> Text passage
Green and purple speech bubbles against a graded background of green and purple.

PxP 2024 Day 1 Session 2: The participant Chat

Raising the bar and sharing the power with Fez Awan, Patrick Gee, Zahra Alidina and Cherelle Augustine.

Words by PxP attendees, summary by Rabaab Khehra

Across the three days of PxP, we had some meaningful conversations and resource sharing taking place in the participant chat. In this summary, we aim to capture those discussions in a format that is anonymous and easy to digest. We recognise that this summary does not capture the full richness and level of detail of the conference chat. However, we hope this is a starting point for continuing these important conversations over the coming months.

Discussions:

1. People in the chat discussed the importance of recognizing patient expertise within a medical and research context. They shared experiences dismissed within research contexts and feeling gaslit. Conversations included the need for medical professionals and researchers to be “willing to listen” and be “intrinsically motivated” so as to create a space for patient partners to share their unique expertise and experiences. Individuals also noted that researchers must manage expectations as the results they hope for may not necessarily match the patient experience. Additionally, one participant noted that the “adversarial growth model is that it excludes those who *could* contribute with meaningful expertise but can’t contribute because of trauma, gaslighting, etc.”

> Given entries
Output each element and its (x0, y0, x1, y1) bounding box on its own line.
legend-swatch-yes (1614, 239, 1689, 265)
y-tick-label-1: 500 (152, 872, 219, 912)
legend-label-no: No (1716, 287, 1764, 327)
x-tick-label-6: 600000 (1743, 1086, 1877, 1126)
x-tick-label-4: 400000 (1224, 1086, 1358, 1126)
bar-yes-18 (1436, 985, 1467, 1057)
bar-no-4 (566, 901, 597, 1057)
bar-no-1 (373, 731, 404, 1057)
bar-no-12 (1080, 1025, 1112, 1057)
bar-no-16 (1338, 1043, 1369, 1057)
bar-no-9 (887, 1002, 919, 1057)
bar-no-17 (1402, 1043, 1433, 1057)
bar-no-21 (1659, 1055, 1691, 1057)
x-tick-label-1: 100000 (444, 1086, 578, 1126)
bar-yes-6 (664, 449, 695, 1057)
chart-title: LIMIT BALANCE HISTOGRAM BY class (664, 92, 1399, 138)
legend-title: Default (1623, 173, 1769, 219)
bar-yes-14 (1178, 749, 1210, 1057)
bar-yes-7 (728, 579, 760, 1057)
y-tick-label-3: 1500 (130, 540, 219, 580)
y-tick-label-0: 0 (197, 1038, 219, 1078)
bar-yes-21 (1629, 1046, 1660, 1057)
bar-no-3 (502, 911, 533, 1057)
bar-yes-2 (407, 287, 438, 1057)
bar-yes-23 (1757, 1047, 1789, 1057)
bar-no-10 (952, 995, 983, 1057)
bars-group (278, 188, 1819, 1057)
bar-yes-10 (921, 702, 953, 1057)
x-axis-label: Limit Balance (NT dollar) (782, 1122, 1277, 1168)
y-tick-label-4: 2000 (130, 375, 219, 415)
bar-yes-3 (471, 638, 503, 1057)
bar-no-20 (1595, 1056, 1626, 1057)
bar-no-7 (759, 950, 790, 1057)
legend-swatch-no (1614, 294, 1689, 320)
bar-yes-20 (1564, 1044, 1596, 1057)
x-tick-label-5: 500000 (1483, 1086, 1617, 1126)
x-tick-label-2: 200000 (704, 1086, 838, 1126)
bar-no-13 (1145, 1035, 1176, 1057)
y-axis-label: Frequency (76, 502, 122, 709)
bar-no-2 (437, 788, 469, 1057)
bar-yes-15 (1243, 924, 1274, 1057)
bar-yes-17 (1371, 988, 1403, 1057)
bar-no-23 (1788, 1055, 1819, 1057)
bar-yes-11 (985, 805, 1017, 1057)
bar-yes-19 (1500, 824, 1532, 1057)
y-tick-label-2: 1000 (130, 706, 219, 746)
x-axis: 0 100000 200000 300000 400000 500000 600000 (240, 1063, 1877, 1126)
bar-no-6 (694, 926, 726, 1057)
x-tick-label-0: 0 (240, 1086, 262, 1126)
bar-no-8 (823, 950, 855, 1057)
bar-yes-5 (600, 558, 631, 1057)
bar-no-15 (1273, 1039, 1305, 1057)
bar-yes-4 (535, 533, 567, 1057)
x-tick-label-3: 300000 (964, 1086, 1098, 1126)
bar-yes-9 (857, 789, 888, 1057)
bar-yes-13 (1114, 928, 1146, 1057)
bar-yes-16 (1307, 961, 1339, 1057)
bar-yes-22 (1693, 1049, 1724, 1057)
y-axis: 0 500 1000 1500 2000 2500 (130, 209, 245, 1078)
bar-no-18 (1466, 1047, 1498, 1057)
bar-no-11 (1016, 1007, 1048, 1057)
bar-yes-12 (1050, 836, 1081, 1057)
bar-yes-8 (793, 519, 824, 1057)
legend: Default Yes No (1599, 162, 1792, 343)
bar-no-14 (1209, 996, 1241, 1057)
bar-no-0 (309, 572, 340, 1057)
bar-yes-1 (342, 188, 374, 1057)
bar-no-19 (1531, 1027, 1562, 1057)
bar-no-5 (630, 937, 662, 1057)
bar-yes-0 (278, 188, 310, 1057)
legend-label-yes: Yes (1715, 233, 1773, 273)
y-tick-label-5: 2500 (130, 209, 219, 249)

> Study questions
A: Please answer these questions using the PxP chat summary:
(i) Who wrote the summary?
(ii) How many days did PxP run?
(iii) Which two quoted qualities did people say medical professionals and researchers need?
B: Write a continuation of the PxP chat summary, picking up after its last sentence.
The items have nothing to do with anything asked here.

> Responses
A:
(i) Rabaab Khehra
(ii) Three days
(iii) Being "willing to listen" and being "intrinsically motivated"

B:
“Being a patient and being an expert aren't mutually exclusive.”

“To be a patient partner and know you bear responsibility to represent all patient partners (in that if you make a mistake or ruffle the wrong feathers it will be seen as "proof" that patients are not capable of being a partner), that is an enormous burden”

2. Participants in the session noted that there must be additional support and guidance provided to patient partners in conjunction with pathways to education/training for researchers on how to ethically work with patient partners. Some people named that often research spaces attempt to “[educate] patients to be ‘better advocates’” and this feels “backwards…because it feels like the system is ‘owned’ by healthcare instead of designed for patients.”

“Patients are the purpose [of healthcare], not the problem.”

“Without being involved from the beginning, and without the willingness to really listen to patients, it is not possible to establish equal partnerships. In these situation[s] some grounding work is absolutely necessary. It is not about preparing patients to contribute to research, but then it is all about preparing researchers to open up their realm for another perspective, that of patients.”

3. Another discussion point surrounded epistemic injustice. People spoke about different ways in which patients are excluded and dismissed. Issues such as weight bias disallows patients from being adequately diagnosed and continuously dismissed were brought up in the chat. Other factors such as lack of adequate care to Indigenous communities in northern Canada due to the “cost of connectivity” which leads to “representation [being] limited to major cities [with] only English speakers.” To add, there are also disparities within different countries, specifically, sub-Saharan Africa lagging behind in sickle cell research and patient engagement.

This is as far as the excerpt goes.